▸ EXERCISE PASSAGE:
Dutch graphic designer and art director (born 1978)

Edwin van Gelder (born 21 January 1978, Nijmegen) is a Dutch graphic designer and art director based in Amsterdam. He graduated from the graphic design department at the Utrecht School of the Arts in 2004. In 2005 Van Gelder founded graphic design studio Mainstudio.

Van Gelder is best known for his typographically driven, book and identity designs for clients within architecture, contemporary art, and fashion. He describes his work as Systemic Design — a term coined by Swiss designer Karl Gerstner. Through this approach, Van Gelder conveys the content and voice of a book or identity through the designs they are bound in.

Van Gelder is a guest lecturer at the Academy of Architecture Amsterdam (Academie van Bouwkunst).

== Awards ==
Van Gelder's work has been awarded with various design awards, including:
- 2021: Best Dutch Book Design for the artist books Masahisa Fukase – Kill the Pig and Jorge Méndez Blake – Lenguaje Desmantelado | Dismantled Language
- 2021: AIGA 50 Books 50 Covers for the artist book Masahisa Fukase – Kill the Pig
- 2020: shortlist DAM Architectural Book Award for the book design of The Walter Benjamin and Albert S. Project
- 2020: Type Directors Club for the visual identity of the festival Strange Sounds From Beyond
- 2020: AIGA 50 Books 50 Covers for the book Being The Mountain, Productora
- 2020: Best Dutch Book Design for the artist book Remy Jungerman. Where the River Runs and Wiel Arets - Unconscious City
- 2019: AIGA 50 Books 50 Covers for the artist book Remy Jungerman. Where the River Runs
- 2019: Best Dutch Book Design for the book design of The Walter Benjamin and Albert S. Project
- 2018: AIGA 50 Books 50 Covers for the artist book Álvaro Siza Viera: A Pool in the Sea
- 2017: Best Dutch Book Design for the monograph Tirzo Martha: I wonder if they’ll laugh when I’m dead
- 2017: ADCN (Club for Creativity) for the visual identity of De School
- 2016: Best Dutch Book Design for MCHAP 1 - The Americas
- 2012: Graphis Inc. 100 Best Annual Reports for the annual report of Mondriaan Foundation
- 2012: Communication Arts Typography Annual for STILLS, Wiel Arets, A Timeline of Ideas, Articles & Interviews 1982–2010
- 2012: Best Dutch Book Design for the artist book Thomas Raat - An Inquiry into Meaning and Truth and More…
- 2011: Best Dutch Annual Reports for the annual report of Mondriaan Foundation
- 2011: I.D. Magazine Annual Design Review
- 2011: Best Dutch Book Design for STILLS, Wiel Arets, A Timeline of Ideas, Articles & Interviews 1982–2010
- 2009: Art Directors Club New York for the magazine design of Mark Magazine (Frame Publishers)

[Saved entries]
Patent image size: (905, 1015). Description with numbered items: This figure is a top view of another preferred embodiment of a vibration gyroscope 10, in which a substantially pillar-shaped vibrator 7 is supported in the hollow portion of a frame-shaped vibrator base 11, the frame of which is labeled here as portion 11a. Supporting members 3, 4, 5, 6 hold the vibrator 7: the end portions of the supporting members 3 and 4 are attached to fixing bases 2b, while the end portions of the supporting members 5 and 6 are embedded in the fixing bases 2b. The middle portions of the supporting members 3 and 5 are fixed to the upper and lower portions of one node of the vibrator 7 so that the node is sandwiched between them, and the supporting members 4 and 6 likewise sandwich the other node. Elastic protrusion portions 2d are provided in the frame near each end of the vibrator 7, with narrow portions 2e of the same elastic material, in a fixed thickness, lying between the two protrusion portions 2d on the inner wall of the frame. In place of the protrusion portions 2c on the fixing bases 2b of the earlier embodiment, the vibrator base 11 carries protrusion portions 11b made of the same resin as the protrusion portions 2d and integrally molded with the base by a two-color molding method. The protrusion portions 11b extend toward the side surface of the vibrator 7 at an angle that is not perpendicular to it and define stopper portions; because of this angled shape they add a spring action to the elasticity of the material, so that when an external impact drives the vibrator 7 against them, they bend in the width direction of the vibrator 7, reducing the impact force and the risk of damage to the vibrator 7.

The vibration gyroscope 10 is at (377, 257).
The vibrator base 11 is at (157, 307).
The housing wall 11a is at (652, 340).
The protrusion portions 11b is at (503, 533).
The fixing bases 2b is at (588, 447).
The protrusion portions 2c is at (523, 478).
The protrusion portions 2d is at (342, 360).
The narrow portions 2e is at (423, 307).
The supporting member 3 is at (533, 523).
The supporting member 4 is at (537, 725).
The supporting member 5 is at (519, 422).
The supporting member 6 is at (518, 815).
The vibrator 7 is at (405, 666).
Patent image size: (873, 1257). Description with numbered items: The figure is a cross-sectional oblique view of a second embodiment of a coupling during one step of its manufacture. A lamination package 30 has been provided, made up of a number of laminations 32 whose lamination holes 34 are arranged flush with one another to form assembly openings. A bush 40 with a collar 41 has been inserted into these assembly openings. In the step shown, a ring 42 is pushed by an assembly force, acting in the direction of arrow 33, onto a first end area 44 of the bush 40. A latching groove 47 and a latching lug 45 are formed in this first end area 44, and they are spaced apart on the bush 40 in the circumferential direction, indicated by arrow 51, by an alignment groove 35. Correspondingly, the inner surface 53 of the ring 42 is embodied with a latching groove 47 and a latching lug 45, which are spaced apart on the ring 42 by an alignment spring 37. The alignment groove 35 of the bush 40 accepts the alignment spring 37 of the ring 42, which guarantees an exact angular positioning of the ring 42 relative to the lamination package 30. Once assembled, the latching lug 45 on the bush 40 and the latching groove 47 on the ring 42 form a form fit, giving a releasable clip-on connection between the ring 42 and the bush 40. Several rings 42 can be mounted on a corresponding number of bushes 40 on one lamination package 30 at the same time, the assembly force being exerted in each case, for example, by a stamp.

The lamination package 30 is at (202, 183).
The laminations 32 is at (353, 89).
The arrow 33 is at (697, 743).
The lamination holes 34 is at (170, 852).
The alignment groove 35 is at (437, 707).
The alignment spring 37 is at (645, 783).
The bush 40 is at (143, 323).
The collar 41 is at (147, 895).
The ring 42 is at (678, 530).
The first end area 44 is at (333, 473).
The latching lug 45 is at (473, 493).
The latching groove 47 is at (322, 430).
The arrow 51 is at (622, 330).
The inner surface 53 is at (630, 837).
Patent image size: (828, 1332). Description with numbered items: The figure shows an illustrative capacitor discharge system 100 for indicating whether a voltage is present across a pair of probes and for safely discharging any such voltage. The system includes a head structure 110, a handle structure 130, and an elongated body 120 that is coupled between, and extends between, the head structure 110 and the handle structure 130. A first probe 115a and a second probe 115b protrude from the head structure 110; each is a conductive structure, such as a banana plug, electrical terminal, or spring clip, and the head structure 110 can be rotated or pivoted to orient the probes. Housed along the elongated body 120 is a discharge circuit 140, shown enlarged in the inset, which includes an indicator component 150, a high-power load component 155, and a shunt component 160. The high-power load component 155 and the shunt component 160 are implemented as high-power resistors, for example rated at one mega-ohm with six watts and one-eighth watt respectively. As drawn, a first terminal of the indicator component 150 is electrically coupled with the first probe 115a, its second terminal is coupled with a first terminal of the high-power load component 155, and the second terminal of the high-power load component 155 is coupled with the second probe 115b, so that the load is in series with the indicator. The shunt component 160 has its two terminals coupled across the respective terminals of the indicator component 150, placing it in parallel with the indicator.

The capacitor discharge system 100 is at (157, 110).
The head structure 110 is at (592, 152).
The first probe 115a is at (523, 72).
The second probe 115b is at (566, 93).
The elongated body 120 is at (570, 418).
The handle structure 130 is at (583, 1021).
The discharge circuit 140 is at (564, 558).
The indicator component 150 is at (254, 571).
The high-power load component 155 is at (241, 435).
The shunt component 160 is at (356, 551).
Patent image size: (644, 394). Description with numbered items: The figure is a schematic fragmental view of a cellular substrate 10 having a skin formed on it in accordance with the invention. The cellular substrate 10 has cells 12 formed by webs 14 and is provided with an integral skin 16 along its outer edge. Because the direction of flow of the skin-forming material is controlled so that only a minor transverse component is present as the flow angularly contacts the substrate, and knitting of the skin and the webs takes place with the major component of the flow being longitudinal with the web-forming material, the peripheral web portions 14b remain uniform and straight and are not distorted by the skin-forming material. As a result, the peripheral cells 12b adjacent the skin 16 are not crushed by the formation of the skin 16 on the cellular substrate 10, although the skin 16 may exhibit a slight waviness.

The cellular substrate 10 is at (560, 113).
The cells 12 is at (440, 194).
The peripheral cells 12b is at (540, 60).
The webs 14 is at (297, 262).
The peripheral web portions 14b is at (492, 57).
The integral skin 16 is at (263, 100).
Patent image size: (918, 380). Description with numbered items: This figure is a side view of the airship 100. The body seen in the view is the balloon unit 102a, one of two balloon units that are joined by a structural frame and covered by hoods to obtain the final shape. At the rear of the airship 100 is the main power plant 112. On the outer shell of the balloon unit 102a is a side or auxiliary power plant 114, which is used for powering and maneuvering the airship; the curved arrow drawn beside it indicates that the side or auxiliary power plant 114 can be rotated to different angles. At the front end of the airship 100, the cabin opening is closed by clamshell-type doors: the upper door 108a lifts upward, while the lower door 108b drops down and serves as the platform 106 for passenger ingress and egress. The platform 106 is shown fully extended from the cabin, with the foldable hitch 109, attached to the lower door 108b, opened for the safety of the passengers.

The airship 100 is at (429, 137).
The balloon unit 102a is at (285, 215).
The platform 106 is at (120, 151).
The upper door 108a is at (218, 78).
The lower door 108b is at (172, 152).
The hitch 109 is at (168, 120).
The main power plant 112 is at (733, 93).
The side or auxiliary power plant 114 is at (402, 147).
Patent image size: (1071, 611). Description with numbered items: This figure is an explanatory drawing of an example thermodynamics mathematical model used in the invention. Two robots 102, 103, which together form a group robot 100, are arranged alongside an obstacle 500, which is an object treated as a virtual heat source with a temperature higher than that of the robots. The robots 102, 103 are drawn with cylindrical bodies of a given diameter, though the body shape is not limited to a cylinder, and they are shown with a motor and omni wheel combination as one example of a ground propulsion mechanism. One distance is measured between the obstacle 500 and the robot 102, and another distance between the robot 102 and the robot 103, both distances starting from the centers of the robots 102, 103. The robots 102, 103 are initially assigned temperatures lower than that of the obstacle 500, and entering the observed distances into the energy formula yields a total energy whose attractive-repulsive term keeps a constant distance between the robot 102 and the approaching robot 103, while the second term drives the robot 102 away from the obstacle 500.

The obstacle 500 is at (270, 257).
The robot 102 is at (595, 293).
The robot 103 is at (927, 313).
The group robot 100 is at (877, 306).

▸ WHAT YOU WILL DO:
1/ According to the designer profile, in what year did Van Gelder found Mainstudio?
2/ Do these statements agree with the designer profile? (a) Van Gelder graduated from the Utrecht School of the Arts in 2004. (b) Van Gelder coined the term Systemic Design himself. (c) In 2019 the book design of The Walter Benjamin and Albert S. Project received Best Dutch Book Design.
The rows are separate material and have no connection to the designer profile.

▸ ANSWERS FOR THE EXERCISE:
1/ In 2005.

2/
(a) Yes: "He graduated from the graphic design department at the Utrecht School of the Arts in 2004."
(b) No: "a term coined by Swiss designer Karl Gerstner"
(c) Yes: "2019: Best Dutch Book Design for the book design of The Walter Benjamin and Albert S. Project"